Para perdonarme por haber pretendido cambiarte, para destrozar las ganas de sentirte mía, para exorcizar las peticiones de tus besos, para no incomodarte con mi mala forma de destapar los cigarrillos, para no causarte náuseas con mi perfume, para que quedes en mi recuerdo amable, atenta y frugal... para invitarte a cine indirectamente, para que me mires como si fuera tu propiedad.

Para eso escribo, para reinventarte, para asumir que no desgasté inútilmente mi amor, para que te pueda decir que da igual si fumo o no, pues no me besarás, para que respondas que de todas maneras me abrazarás, para que me muerdas el hombro como marcando territorio, para que me haga a tus pies mientras escribo, para que me haga en tu cabeza y te consienta mientras sigo escribiendo… para no pensar en el alquiler equívoco de tu cuerpo a pieles muertas de poesía, para no verte desde reflejos sudorosos alumbrados por gemidos y placeres que no pude darte... para dejarte libre de mi compulsión de recogerte, mordisquearte y sentirte un simple lugar común, de deseo común... de pertenencia común.

= = = = =

▸ **Tareas**:
A - Reproduce el fragmento del texto que empieza con "Para perdonarme por" y sigue hasta "fuera tu propiedad.".
B - Enumera todos los verbos que en el texto aparecen justo después de las palabras "para no".

▸ **Líneas proporcionadas**:
= = = = =

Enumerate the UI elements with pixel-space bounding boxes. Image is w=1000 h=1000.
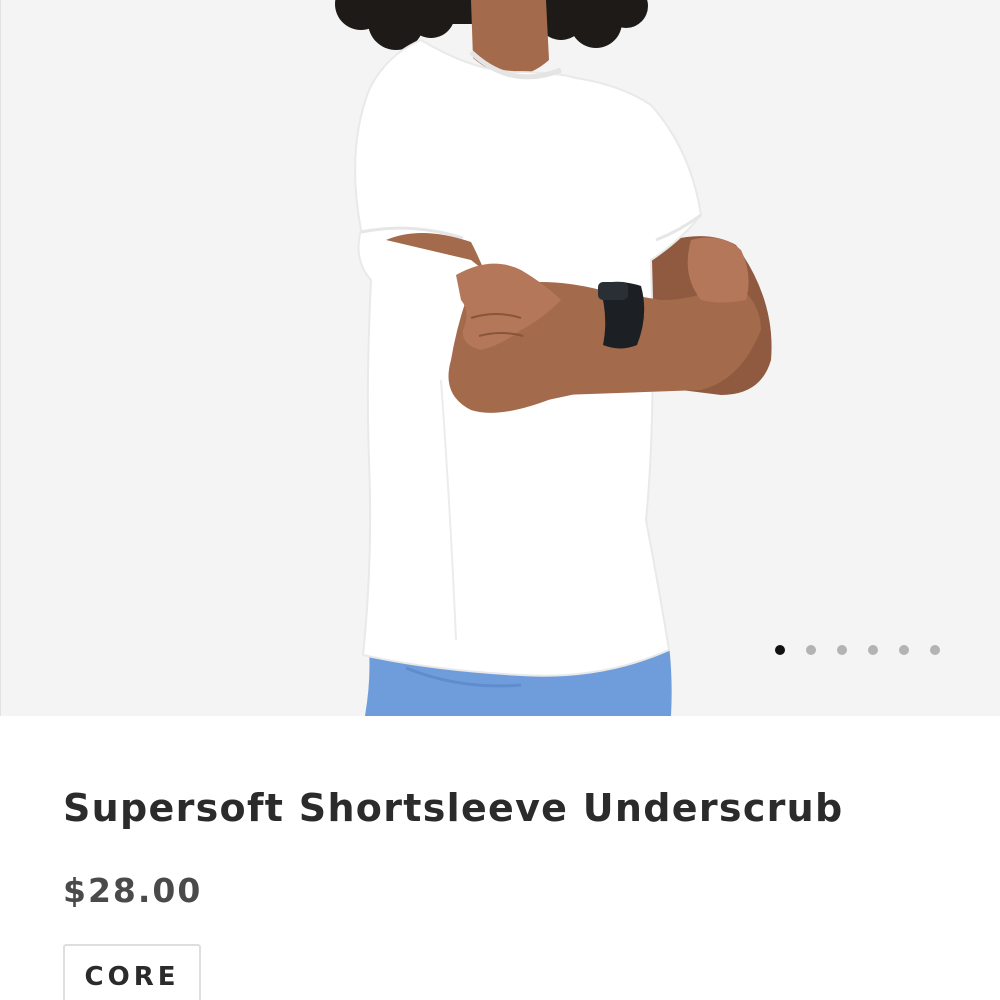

= = = = =

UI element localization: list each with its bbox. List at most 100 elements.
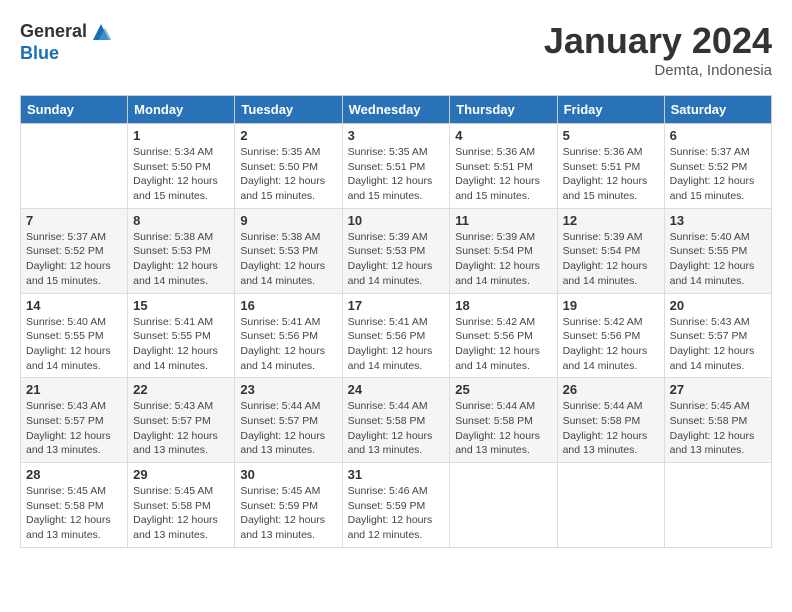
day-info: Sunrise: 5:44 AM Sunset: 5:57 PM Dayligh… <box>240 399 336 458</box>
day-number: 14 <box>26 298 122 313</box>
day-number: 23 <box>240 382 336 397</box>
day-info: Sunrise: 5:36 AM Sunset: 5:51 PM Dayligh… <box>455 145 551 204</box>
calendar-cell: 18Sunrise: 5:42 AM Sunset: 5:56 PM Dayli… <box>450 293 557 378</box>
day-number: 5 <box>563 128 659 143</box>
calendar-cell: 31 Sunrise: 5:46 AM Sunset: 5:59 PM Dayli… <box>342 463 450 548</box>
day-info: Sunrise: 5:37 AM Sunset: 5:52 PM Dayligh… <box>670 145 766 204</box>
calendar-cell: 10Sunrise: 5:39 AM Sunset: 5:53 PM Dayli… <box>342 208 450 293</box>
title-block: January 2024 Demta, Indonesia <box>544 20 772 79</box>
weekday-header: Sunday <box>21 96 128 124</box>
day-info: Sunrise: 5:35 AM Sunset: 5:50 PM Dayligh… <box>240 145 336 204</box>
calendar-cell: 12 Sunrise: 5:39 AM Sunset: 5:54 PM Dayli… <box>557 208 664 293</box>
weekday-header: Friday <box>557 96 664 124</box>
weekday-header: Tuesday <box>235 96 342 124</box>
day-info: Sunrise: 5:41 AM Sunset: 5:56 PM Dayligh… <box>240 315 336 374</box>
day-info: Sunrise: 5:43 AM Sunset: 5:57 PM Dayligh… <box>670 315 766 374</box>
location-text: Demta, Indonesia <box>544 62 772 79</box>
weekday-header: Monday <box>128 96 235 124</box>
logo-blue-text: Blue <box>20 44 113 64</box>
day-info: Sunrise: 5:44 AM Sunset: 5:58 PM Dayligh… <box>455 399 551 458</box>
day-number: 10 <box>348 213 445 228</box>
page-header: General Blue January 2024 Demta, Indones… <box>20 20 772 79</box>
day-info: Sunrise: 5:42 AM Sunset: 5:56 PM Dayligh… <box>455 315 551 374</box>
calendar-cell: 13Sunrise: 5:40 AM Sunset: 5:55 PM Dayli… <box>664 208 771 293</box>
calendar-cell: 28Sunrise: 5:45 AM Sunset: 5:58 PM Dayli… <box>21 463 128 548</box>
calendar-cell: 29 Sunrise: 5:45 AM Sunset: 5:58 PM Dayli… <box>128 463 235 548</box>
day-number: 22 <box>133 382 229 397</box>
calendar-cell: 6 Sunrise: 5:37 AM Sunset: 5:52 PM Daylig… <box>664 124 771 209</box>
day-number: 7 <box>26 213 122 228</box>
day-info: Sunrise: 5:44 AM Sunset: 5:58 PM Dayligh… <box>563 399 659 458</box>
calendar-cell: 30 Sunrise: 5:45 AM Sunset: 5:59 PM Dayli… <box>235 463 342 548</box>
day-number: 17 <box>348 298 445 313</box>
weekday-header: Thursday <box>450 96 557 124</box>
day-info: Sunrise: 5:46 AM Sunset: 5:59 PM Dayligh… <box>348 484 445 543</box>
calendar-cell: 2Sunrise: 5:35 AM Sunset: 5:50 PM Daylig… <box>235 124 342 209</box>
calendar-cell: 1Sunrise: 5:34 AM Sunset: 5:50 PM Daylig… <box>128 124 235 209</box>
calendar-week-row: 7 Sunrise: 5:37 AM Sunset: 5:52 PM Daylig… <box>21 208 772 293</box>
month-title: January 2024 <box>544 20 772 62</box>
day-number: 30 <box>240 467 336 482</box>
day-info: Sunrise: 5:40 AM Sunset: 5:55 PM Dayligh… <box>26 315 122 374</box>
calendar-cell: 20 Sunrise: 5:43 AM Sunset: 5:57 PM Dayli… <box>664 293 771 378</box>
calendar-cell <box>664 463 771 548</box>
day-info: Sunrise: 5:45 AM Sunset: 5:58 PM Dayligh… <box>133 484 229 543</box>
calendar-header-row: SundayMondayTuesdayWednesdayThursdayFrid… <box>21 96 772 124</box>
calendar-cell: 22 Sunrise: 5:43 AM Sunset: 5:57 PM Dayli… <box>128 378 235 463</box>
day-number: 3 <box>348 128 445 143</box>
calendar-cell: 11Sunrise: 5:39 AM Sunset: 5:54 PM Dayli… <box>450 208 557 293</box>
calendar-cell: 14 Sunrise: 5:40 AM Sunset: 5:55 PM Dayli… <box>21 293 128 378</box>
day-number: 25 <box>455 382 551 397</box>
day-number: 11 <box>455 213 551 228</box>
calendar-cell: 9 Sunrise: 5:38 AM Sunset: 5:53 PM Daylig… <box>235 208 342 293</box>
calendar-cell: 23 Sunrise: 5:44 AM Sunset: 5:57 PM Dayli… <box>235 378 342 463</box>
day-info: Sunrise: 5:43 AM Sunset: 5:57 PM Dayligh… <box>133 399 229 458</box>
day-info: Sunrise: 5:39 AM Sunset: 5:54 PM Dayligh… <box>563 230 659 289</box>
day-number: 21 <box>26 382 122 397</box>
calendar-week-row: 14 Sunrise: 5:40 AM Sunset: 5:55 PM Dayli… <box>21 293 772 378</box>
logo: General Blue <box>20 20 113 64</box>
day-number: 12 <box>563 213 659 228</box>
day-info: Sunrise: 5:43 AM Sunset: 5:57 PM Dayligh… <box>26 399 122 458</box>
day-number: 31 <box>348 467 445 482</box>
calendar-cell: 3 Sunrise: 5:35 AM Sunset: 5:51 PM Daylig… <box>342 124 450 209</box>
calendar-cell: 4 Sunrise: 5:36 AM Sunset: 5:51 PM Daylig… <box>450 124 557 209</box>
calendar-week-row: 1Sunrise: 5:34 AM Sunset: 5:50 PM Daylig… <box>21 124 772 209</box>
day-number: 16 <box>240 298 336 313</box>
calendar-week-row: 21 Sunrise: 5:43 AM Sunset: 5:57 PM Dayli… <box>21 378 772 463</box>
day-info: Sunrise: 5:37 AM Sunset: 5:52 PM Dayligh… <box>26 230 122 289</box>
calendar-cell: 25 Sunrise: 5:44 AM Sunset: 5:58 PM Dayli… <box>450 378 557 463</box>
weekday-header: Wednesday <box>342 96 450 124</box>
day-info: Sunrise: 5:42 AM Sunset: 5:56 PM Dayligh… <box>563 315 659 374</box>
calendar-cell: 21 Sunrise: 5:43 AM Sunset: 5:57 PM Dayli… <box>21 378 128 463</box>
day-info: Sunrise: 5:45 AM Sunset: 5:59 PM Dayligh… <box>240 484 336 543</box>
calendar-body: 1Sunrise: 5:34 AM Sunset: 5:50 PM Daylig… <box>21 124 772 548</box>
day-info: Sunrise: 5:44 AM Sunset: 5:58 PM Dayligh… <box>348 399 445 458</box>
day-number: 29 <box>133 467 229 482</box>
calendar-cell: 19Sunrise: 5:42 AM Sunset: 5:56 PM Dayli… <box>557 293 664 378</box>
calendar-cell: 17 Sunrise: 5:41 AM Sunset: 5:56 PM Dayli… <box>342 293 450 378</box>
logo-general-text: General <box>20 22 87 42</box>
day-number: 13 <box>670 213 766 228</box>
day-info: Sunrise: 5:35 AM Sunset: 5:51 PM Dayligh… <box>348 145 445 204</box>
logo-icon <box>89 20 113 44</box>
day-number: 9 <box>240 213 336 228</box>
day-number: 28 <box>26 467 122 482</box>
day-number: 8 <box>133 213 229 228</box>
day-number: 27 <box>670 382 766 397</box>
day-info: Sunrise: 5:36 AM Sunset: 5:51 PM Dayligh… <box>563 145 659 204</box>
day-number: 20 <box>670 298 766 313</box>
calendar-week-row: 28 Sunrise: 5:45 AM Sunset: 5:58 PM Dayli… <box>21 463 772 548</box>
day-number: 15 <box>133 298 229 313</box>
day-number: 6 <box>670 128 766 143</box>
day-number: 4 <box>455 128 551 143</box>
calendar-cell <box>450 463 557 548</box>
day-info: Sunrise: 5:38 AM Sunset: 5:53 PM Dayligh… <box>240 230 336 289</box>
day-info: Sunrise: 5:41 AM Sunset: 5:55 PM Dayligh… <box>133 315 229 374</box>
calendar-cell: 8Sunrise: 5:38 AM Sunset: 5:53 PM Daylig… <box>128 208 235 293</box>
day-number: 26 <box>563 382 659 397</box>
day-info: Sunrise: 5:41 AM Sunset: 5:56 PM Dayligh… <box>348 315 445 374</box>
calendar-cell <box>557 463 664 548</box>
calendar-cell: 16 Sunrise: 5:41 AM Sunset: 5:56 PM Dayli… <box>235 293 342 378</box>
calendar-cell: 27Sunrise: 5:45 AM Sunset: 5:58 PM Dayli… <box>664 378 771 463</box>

= = = = =

▸ **Respuestas**:
A -
Para perdonarme por haber pretendido cambiarte, para destrozar las ganas de sentirte mía, para exorcizar las peticiones de tus besos, para no incomodarte con mi mala forma de destapar los cigarrillos, para no causarte náuseas con mi perfume, para que quedes en mi recuerdo amable, atenta y frugal... para invitarte a cine indirectamente, para que me mires como si fuera tu propiedad.

B - incomodarte, causarte, pensar, verte